> _EXERCISE DIRECTIONS_
Can you arrange the records below, from their first line through the line containing "cow-id-cell[interactable]: 1 [62, 101, 249, 138]", inclusive, as a numbered list with blank lines left out?

[start]

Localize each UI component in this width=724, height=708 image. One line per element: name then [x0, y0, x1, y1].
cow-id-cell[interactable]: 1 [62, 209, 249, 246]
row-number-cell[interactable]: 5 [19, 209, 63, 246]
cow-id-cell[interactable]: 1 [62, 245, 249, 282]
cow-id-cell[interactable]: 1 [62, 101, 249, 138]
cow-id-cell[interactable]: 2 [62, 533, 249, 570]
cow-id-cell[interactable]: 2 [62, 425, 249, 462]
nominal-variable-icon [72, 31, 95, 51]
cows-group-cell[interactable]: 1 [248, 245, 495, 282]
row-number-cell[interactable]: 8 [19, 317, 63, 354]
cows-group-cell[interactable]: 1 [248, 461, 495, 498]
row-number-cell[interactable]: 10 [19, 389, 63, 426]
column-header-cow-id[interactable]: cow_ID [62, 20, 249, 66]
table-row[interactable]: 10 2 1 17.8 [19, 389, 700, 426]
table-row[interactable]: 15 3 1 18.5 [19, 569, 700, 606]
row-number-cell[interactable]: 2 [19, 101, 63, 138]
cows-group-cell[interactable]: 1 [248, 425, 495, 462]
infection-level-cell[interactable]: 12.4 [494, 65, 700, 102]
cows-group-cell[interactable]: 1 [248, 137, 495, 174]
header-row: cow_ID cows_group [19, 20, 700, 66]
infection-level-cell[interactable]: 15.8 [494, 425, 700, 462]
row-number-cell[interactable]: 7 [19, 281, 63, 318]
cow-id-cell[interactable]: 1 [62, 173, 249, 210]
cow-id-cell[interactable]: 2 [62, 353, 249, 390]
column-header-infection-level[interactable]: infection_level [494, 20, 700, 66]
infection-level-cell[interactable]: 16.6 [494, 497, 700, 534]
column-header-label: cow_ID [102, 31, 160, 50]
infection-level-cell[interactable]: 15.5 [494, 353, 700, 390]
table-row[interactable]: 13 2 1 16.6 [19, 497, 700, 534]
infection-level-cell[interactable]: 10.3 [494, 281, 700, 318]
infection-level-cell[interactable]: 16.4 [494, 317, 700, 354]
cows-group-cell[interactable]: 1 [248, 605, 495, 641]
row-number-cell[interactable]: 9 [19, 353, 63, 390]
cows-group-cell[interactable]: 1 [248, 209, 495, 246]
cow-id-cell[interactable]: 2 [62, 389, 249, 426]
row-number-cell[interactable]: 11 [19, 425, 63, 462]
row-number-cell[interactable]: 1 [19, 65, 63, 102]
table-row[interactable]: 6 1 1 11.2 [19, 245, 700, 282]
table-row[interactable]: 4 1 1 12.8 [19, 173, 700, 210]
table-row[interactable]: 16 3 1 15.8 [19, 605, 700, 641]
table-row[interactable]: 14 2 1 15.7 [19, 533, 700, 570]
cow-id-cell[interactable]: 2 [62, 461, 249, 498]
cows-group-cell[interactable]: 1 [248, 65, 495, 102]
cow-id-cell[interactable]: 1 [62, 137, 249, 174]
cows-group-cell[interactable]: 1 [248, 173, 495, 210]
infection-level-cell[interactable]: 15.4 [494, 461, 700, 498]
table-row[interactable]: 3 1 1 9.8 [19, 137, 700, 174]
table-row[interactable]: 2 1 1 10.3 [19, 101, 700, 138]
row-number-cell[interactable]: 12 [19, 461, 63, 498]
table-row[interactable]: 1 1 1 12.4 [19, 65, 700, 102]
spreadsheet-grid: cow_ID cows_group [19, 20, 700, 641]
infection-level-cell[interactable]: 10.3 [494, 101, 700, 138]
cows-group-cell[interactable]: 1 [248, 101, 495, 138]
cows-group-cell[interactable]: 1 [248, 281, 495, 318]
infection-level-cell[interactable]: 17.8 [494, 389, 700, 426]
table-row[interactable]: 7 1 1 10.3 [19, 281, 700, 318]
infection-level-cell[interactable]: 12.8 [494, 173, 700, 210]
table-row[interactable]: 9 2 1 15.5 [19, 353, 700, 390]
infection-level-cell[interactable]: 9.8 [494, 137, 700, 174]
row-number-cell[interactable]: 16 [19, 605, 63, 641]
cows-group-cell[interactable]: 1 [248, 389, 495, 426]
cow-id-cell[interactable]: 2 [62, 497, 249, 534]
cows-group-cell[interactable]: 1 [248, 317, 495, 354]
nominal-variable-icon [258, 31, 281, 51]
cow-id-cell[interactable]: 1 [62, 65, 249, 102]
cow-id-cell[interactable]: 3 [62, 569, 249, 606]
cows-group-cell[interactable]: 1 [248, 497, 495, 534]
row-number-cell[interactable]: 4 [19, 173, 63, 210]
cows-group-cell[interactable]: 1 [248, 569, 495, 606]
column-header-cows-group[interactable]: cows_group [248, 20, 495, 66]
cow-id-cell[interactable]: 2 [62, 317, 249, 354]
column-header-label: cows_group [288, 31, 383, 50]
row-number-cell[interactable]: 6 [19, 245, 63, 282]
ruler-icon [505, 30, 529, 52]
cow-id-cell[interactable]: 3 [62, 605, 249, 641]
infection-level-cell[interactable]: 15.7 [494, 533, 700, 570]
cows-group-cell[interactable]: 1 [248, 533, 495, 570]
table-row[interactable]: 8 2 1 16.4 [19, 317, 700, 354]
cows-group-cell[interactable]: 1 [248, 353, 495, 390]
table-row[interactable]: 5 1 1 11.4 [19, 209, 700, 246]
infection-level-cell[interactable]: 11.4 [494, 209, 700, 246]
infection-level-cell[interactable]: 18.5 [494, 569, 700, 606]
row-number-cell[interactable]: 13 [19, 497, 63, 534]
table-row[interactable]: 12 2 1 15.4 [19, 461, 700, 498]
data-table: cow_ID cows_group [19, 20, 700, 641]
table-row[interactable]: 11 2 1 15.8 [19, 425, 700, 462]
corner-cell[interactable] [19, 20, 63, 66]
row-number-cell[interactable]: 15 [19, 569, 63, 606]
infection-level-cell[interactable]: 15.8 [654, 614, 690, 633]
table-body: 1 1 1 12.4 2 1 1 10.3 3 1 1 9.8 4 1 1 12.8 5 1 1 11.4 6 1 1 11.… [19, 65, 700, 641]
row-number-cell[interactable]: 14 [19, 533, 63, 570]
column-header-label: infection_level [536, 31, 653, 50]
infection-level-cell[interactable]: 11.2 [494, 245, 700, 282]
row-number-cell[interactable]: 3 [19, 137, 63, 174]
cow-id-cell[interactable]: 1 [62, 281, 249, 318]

[end]

> _EXERCISE RESPONSE_
1. Localize each UI component in this width=724, height=708 image. One line per element: name then [x0, y0, x1, y1].
2. cow-id-cell[interactable]: 1 [62, 209, 249, 246]
3. row-number-cell[interactable]: 5 [19, 209, 63, 246]
4. cow-id-cell[interactable]: 1 [62, 245, 249, 282]
5. cow-id-cell[interactable]: 1 [62, 101, 249, 138]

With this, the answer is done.